- _Provided entries_
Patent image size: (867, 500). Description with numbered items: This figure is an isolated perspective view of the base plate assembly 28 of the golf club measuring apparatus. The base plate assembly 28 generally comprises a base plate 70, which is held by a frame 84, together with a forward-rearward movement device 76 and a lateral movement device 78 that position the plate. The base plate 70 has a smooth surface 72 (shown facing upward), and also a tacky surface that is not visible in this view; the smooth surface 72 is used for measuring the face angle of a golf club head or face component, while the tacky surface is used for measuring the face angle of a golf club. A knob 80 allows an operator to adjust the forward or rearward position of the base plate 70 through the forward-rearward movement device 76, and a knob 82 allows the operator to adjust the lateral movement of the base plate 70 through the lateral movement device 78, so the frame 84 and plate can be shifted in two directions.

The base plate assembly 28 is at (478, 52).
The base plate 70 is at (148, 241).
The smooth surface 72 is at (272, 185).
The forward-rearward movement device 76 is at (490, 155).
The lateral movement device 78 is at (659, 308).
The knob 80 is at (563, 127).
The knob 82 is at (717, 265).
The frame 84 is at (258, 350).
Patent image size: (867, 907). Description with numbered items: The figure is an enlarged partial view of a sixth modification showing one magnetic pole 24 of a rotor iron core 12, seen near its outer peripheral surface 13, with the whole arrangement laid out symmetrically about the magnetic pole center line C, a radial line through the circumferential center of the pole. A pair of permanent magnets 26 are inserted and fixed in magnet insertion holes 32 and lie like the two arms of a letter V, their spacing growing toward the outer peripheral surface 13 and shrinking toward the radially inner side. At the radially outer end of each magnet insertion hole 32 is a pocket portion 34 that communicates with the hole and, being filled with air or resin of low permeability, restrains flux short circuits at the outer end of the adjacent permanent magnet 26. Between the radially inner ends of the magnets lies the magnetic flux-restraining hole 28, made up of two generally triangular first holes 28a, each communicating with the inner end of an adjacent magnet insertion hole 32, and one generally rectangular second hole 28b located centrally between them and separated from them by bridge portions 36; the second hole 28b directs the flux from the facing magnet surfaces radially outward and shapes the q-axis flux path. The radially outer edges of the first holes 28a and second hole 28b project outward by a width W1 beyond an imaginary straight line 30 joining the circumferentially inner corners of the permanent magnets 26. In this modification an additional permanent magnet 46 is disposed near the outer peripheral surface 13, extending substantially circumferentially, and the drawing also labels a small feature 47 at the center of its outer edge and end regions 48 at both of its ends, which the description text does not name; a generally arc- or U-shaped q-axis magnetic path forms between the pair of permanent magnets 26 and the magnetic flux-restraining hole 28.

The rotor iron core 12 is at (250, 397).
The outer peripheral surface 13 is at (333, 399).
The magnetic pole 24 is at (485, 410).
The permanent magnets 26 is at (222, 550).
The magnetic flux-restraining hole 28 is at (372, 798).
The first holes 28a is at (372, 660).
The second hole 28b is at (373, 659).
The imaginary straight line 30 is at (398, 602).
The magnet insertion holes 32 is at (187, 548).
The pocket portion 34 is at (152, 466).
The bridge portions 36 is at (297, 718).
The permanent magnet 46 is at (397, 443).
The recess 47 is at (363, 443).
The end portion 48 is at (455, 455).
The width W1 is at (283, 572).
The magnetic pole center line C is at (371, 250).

- _Task description_
Repeat every one of the records above verbatim.

- _Output_
Patent image size: (867, 500). Description with numbered items: This figure is an isolated perspective view of the base plate assembly 28 of the golf club measuring apparatus. The base plate assembly 28 generally comprises a base plate 70, which is held by a frame 84, together with a forward-rearward movement device 76 and a lateral movement device 78 that position the plate. The base plate 70 has a smooth surface 72 (shown facing upward), and also a tacky surface that is not visible in this view; the smooth surface 72 is used for measuring the face angle of a golf club head or face component, while the tacky surface is used for measuring the face angle of a golf club. A knob 80 allows an operator to adjust the forward or rearward position of the base plate 70 through the forward-rearward movement device 76, and a knob 82 allows the operator to adjust the lateral movement of the base plate 70 through the lateral movement device 78, so the frame 84 and plate can be shifted in two directions.

The base plate assembly 28 is at (478, 52).
The base plate 70 is at (148, 241).
The smooth surface 72 is at (272, 185).
The forward-rearward movement device 76 is at (490, 155).
The lateral movement device 78 is at (659, 308).
The knob 80 is at (563, 127).
The knob 82 is at (717, 265).
The frame 84 is at (258, 350).
Patent image size: (867, 907). Description with numbered items: The figure is an enlarged partial view of a sixth modification showing one magnetic pole 24 of a rotor iron core 12, seen near its outer peripheral surface 13, with the whole arrangement laid out symmetrically about the magnetic pole center line C, a radial line through the circumferential center of the pole. A pair of permanent magnets 26 are inserted and fixed in magnet insertion holes 32 and lie like the two arms of a letter V, their spacing growing toward the outer peripheral surface 13 and shrinking toward the radially inner side. At the radially outer end of each magnet insertion hole 32 is a pocket portion 34 that communicates with the hole and, being filled with air or resin of low permeability, restrains flux short circuits at the outer end of the adjacent permanent magnet 26. Between the radially inner ends of the magnets lies the magnetic flux-restraining hole 28, made up of two generally triangular first holes 28a, each communicating with the inner end of an adjacent magnet insertion hole 32, and one generally rectangular second hole 28b located centrally between them and separated from them by bridge portions 36; the second hole 28b directs the flux from the facing magnet surfaces radially outward and shapes the q-axis flux path. The radially outer edges of the first holes 28a and second hole 28b project outward by a width W1 beyond an imaginary straight line 30 joining the circumferentially inner corners of the permanent magnets 26. In this modification an additional permanent magnet 46 is disposed near the outer peripheral surface 13, extending substantially circumferentially, and the drawing also labels a small feature 47 at the center of its outer edge and end regions 48 at both of its ends, which the description text does not name; a generally arc- or U-shaped q-axis magnetic path forms between the pair of permanent magnets 26 and the magnetic flux-restraining hole 28.

The rotor iron core 12 is at (250, 397).
The outer peripheral surface 13 is at (333, 399).
The magnetic pole 24 is at (485, 410).
The permanent magnets 26 is at (222, 550).
The magnetic flux-restraining hole 28 is at (372, 798).
The first holes 28a is at (372, 660).
The second hole 28b is at (373, 659).
The imaginary straight line 30 is at (398, 602).
The magnet insertion holes 32 is at (187, 548).
The pocket portion 34 is at (152, 466).
The bridge portions 36 is at (297, 718).
The permanent magnet 46 is at (397, 443).
The recess 47 is at (363, 443).
The end portion 48 is at (455, 455).
The width W1 is at (283, 572).
The magnetic pole center line C is at (371, 250).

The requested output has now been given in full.